Horror movies have a capacity to scare that seems almost unfairly powerful. Even a bad horror movie — an underwritten slasher, a lazy creature feature, a predictable serial killer thriller — can disturb you with a smash cut to gruesome violence or a montage of shocking imagery. That’s what makes horror movies, like roller coasters, so much fun: They might make you vomit, or even pass out, but it’s scarily good fun to go along for the ride.
Horror novels are a different proposition. To truly scare a reader, a book must weave a more delicate web of persuasion and misdirection, depending on the power of your imagination to fill in the most chilling details. No disrespect to beloved classics like “Frankenstein” or “Dracula,” but in this modern era of on-screen terrors, it can be hard for even the greatest works of literary horror to send rivulets of sweat down your spine.
There are some books, however, that manage to unsettle, provoke and frighten as capably as any movie. These books work on the imagination slowly and deliberately, building an atmosphere of menace that can be difficult to shake. It’s a different category of fear than what’s conjured by your average horror movie: subtler and more insidious, less grisly and lurid, dominated by psychological terror and a sense of foreboding that often supersedes the spectacle of graphic violence. When done masterfully, a great horror read can haunt you long after you turn the final page.
As Halloween approaches, here are some genuinely terrifying books guaranteed to keep you up at night. These are more than simply good reads: They will freak you out.
Night Shift
By Stephen King
King has written no shortage of great horror novels and many of his classics — “It,” “The Stand,” “Pet Sematary” — are apt to raise a few goose bumps. But it’s his inaugural collection of short stories, “Night Shift,” that is perhaps his most purely terrifying work. The concision of a short story makes it an ideal format for unrelenting scares: Standouts include “The Mangler,” the gut-lurching tale of an industrial laundry machine with a mind of its own, and “Graveyard Shift,” the creepy-crawly story of a rat infestation at a textile mill in Maine.

§ RECORD SET:
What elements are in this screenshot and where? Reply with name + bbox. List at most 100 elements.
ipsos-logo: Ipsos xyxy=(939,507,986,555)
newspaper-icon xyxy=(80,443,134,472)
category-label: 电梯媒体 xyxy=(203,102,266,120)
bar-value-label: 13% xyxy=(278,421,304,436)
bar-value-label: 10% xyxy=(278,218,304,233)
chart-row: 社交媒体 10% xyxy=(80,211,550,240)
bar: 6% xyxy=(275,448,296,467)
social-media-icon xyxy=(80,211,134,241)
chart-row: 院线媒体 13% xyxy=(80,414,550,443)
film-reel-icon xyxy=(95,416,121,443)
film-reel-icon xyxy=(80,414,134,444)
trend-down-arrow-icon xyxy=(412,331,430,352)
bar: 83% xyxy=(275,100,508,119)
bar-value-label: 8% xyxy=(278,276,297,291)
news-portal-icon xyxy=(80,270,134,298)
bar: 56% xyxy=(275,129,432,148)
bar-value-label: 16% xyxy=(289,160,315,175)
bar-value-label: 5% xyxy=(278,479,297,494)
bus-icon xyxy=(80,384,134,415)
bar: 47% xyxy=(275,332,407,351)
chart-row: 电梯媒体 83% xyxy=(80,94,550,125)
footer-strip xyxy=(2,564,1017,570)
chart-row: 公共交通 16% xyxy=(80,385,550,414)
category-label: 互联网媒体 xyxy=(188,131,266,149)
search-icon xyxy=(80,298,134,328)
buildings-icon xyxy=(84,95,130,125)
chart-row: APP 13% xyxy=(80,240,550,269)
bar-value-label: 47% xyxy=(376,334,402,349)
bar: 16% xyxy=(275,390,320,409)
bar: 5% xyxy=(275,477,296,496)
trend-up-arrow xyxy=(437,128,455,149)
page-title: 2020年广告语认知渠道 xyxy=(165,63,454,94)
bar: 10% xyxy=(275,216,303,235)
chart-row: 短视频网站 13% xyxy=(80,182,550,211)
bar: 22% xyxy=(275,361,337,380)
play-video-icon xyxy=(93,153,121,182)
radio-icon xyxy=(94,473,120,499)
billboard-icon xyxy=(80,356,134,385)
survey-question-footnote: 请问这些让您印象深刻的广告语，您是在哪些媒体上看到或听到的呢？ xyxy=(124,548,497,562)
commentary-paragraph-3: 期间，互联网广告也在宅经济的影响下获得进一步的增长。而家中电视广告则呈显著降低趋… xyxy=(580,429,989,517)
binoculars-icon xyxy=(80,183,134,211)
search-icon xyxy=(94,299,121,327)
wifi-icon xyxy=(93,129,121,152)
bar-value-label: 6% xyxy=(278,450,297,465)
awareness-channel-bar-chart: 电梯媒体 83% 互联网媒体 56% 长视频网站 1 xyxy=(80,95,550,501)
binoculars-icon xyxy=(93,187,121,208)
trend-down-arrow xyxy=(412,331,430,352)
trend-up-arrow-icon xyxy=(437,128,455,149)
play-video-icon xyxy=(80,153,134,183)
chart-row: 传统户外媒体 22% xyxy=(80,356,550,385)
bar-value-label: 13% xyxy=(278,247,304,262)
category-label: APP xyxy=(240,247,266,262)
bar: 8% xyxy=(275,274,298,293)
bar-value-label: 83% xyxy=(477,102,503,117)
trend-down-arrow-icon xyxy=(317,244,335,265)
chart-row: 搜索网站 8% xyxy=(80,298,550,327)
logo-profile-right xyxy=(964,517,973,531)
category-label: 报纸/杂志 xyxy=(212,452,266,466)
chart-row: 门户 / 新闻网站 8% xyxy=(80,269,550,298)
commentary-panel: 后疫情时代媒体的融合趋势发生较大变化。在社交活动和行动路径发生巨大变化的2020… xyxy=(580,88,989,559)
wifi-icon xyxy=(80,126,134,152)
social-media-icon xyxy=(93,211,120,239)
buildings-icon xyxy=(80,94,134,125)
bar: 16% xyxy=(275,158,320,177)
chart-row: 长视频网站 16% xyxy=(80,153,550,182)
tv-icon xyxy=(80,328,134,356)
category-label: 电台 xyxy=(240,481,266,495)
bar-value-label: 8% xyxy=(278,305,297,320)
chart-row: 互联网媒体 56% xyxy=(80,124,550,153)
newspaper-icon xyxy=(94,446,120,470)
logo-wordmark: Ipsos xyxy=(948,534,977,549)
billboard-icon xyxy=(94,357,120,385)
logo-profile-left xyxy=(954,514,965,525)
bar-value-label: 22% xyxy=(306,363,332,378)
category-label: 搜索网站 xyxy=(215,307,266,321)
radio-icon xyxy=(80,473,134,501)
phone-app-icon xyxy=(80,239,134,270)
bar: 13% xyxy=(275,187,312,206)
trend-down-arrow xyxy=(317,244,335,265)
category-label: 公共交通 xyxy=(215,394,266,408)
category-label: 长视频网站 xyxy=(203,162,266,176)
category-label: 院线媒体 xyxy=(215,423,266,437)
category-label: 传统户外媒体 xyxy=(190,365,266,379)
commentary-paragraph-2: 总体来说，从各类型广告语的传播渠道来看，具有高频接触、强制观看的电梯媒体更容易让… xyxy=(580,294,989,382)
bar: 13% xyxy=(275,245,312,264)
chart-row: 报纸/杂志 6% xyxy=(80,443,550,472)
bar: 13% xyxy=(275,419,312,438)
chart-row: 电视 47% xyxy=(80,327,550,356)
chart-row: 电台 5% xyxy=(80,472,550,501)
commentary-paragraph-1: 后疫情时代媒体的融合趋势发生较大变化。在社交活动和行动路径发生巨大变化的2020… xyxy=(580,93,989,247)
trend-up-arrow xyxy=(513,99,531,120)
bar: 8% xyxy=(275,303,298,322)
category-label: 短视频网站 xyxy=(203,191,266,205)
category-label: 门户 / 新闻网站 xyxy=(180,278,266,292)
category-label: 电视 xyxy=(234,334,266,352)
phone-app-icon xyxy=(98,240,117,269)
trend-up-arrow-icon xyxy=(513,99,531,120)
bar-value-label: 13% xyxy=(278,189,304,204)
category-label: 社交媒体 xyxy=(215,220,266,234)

§ WHAT TO DO: Update the stretch of the text on frightening books from "As Halloween approaches, here" through "freak you out." and write it out with "Halloween" changed to "the holiday season". The entries have no role in this exercise.

§ EXERCISE SOLUTION:
As the holiday season approaches, here are some genuinely terrifying books guaranteed to keep you up at night. These are more than simply good reads: They will freak you out.